(Stored records)
--------------------

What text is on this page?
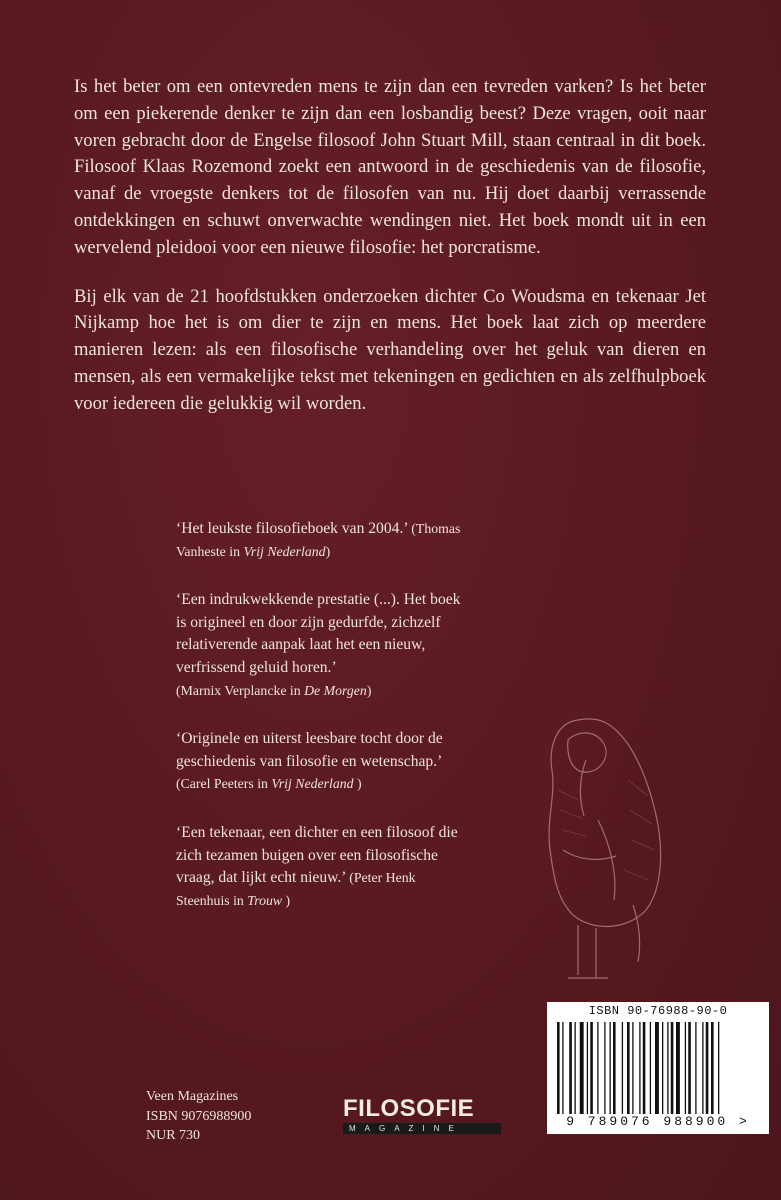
Is het beter om een ontevreden mens te zijn dan een tevreden varken? Is het beter om een piekerende denker te zijn dan een losbandig beest? Deze vragen, ooit naar voren gebracht door de Engelse filosoof John Stuart Mill, staan centraal in dit boek. Filosoof Klaas Rozemond zoekt een antwoord in de geschiedenis van de filosofie, vanaf de vroegste denkers tot de filosofen van nu. Hij doet daarbij verrassende ontdekkingen en schuwt onverwachte wendingen niet. Het boek mondt uit in een wervelend pleidooi voor een nieuwe filosofie: het porcratisme.

Bij elk van de 21 hoofdstukken onderzoeken dichter Co Woudsma en tekenaar Jet Nijkamp hoe het is om dier te zijn en mens. Het boek laat zich op meerdere manieren lezen: als een filosofische verhandeling over het geluk van dieren en mensen, als een vermakelijke tekst met tekeningen en gedichten en als zelfhulpboek voor iedereen die gelukkig wil worden.

‘Het leukste filosofieboek van 2004.’ (Thomas Vanheste in Vrij Nederland)
‘Een indrukwekkende prestatie (...). Het boek is origineel en door zijn gedurfde, zichzelf relativerende aanpak laat het een nieuw, verfrissend geluid horen.’
(Marnix Verplancke in De Morgen)
‘Originele en uiterst leesbare tocht door de geschiedenis van filosofie en wetenschap.’ (Carel Peeters in Vrij Nederland )
‘Een tekenaar, een dichter en een filosoof die zich tezamen buigen over een filosofische vraag, dat lijkt echt nieuw.’ (Peter Henk Steenhuis in Trouw )
Veen Magazines
ISBN 9076988900
NUR 730
FILOSOFIE
MAGAZINE
ISBN 90-76988-90-0
9 789076 988900 >
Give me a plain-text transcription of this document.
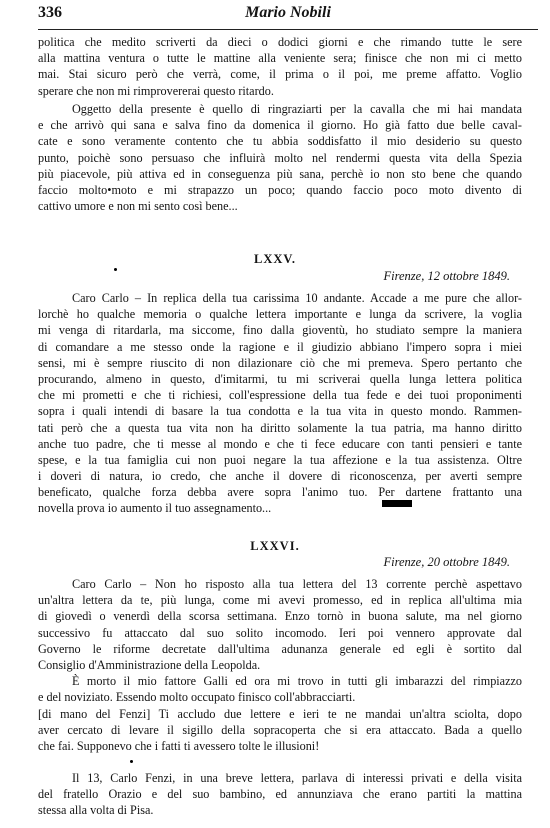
336	Mario Nobili
politica che medito scriverti da dieci o dodici giorni e che rimando tutte le sere
alla mattina ventura o tutte le mattine alla veniente sera; finisce che non mi ci metto
mai. Stai sicuro però che verrà, come, il prima o il poi, me preme affatto. Voglio
sperare che non mi rimprovererai questo ritardo.
Oggetto della presente è quello di ringraziarti per la cavalla che mi hai mandata
e che arrivò qui sana e salva fino da domenica il giorno. Ho già fatto due belle caval-
cate e sono veramente contento che tu abbia soddisfatto il mio desiderio su questo
punto, poichè sono persuaso che influirà molto nel rendermi questa vita della Spezia
più piacevole, più attiva ed in conseguenza più sana, perchè io non sto bene che quando
faccio molto•moto e mi strapazzo un poco; quando faccio poco moto divento di
cattivo umore e non mi sento così bene...
LXXV.
Firenze, 12 ottobre 1849.
Caro Carlo – In replica della tua carissima 10 andante. Accade a me pure che allor-
lorchè ho qualche memoria o qualche lettera importante e lunga da scrivere, la voglia
mi venga di ritardarla, ma siccome, fino dalla gioventù, ho studiato sempre la maniera
di comandare a me stesso onde la ragione e il giudizio abbiano l'impero sopra i miei
sensi, mi è sempre riuscito di non dilazionare ciò che mi premeva. Spero pertanto che
procurando, almeno in questo, d'imitarmi, tu mi scriverai quella lunga lettera politica
che mi prometti e che ti richiesi, coll'espressione della tua fede e dei tuoi proponimenti
sopra i quali intendi di basare la tua condotta e la tua vita in questo mondo. Rammen-
tati però che a questa tua vita non ha diritto solamente la tua patria, ma hanno diritto
anche tuo padre, che ti messe al mondo e che ti fece educare con tanti pensieri e tante
spese, e la tua famiglia cui non puoi negare la tua affezione e la tua assistenza. Oltre
i doveri di natura, io credo, che anche il dovere di riconoscenza, per averti sempre
beneficato, qualche forza debba avere sopra l'animo tuo. Per dartene frattanto una
novella prova io aumento il tuo assegnamento...
LXXVI.
Firenze, 20 ottobre 1849.
Caro Carlo – Non ho risposto alla tua lettera del 13 corrente perchè aspettavo
un'altra lettera da te, più lunga, come mi avevi promesso, ed in replica all'ultima mia
di giovedì o venerdì della scorsa settimana. Enzo tornò in buona salute, ma nel giorno
successivo fu attaccato dal suo solito incomodo. Ieri poi vennero approvate dal
Governo le riforme decretate dall'ultima adunanza generale ed egli è sortito dal
Consiglio d'Amministrazione della Leopolda.
È morto il mio fattore Galli ed ora mi trovo in tutti gli imbarazzi del rimpiazzo
e del noviziato. Essendo molto occupato finisco coll'abbracciarti.
[di mano del Fenzi] Ti accludo due lettere e ieri te ne mandai un'altra sciolta, dopo
aver cercato di levare il sigillo della sopracoperta che si era attaccato. Bada a quello
che fai. Supponevo che i fatti ti avessero tolte le illusioni!
Il 13, Carlo Fenzi, in una breve lettera, parlava di interessi privati e della visita
del fratello Orazio e del suo bambino, ed annunziava che erano partiti la mattina
stessa alla volta di Pisa.
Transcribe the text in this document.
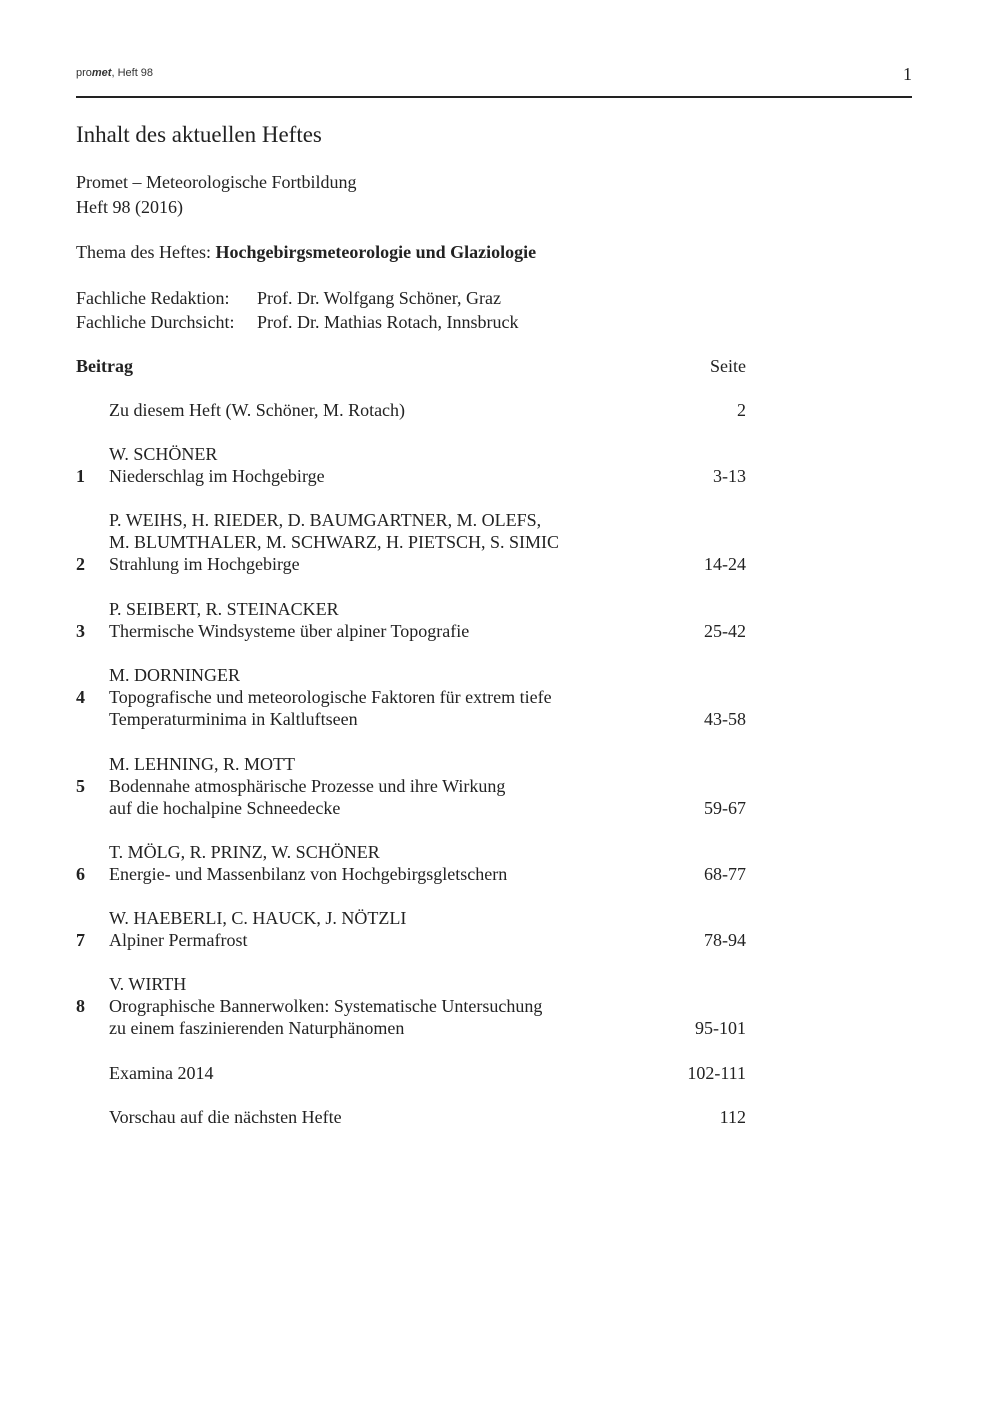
promet, Heft 98	1
Inhalt des aktuellen Heftes
Promet – Meteorologische Fortbildung
Heft 98 (2016)
Thema des Heftes: Hochgebirgsmeteorologie und Glaziologie
Fachliche Redaktion: Prof. Dr. Wolfgang Schöner, Graz
Fachliche Durchsicht: Prof. Dr. Mathias Rotach, Innsbruck
Beitrag	Seite
Zu diesem Heft (W. Schöner, M. Rotach)	2
W. SCHÖNER
1	Niederschlag im Hochgebirge	3-13
P. WEIHS, H. RIEDER, D. BAUMGARTNER, M. OLEFS,
M. BLUMTHALER, M. SCHWARZ, H. PIETSCH, S. SIMIC
2	Strahlung im Hochgebirge	14-24
P. SEIBERT, R. STEINACKER
3	Thermische Windsysteme über alpiner Topografie	25-42
M. DORNINGER
4	Topografische und meteorologische Faktoren für extrem tiefe
Temperaturminima in Kaltluftseen	43-58
M. LEHNING, R. MOTT
5	Bodennahe atmosphärische Prozesse und ihre Wirkung
auf die hochalpine Schneedecke	59-67
T. MÖLG, R. PRINZ, W. SCHÖNER
6	Energie- und Massenbilanz von Hochgebirgsgletschern	68-77
W. HAEBERLI, C. HAUCK, J. NÖTZLI
7	Alpiner Permafrost	78-94
V. WIRTH
8	Orographische Bannerwolken: Systematische Untersuchung
zu einem faszinierenden Naturphänomen	95-101
Examina 2014	102-111
Vorschau auf die nächsten Hefte	112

--------------------

▶ AIM OF THE EXERCISE: Your task is to retype the lines running from the one that contains "Transcribe the text in this document." through the end of the records, and nothing else. Pictures are not part of the copy.

▶ ANSWER TO THE EXERCISE:
Transcribe the text in this document.
promet, Heft 98	1
Inhalt des aktuellen Heftes
Promet – Meteorologische Fortbildung
Heft 98 (2016)
Thema des Heftes: Hochgebirgsmeteorologie und Glaziologie
Fachliche Redaktion: Prof. Dr. Wolfgang Schöner, Graz
Fachliche Durchsicht: Prof. Dr. Mathias Rotach, Innsbruck
Beitrag	Seite
Zu diesem Heft (W. Schöner, M. Rotach)	2
W. SCHÖNER
1	Niederschlag im Hochgebirge	3-13
P. WEIHS, H. RIEDER, D. BAUMGARTNER, M. OLEFS,
M. BLUMTHALER, M. SCHWARZ, H. PIETSCH, S. SIMIC
2	Strahlung im Hochgebirge	14-24
P. SEIBERT, R. STEINACKER
3	Thermische Windsysteme über alpiner Topografie	25-42
M. DORNINGER
4	Topografische und meteorologische Faktoren für extrem tiefe
Temperaturminima in Kaltluftseen	43-58
M. LEHNING, R. MOTT
5	Bodennahe atmosphärische Prozesse und ihre Wirkung
auf die hochalpine Schneedecke	59-67
T. MÖLG, R. PRINZ, W. SCHÖNER
6	Energie- und Massenbilanz von Hochgebirgsgletschern	68-77
W. HAEBERLI, C. HAUCK, J. NÖTZLI
7	Alpiner Permafrost	78-94
V. WIRTH
8	Orographische Bannerwolken: Systematische Untersuchung
zu einem faszinierenden Naturphänomen	95-101
Examina 2014	102-111
Vorschau auf die nächsten Hefte	112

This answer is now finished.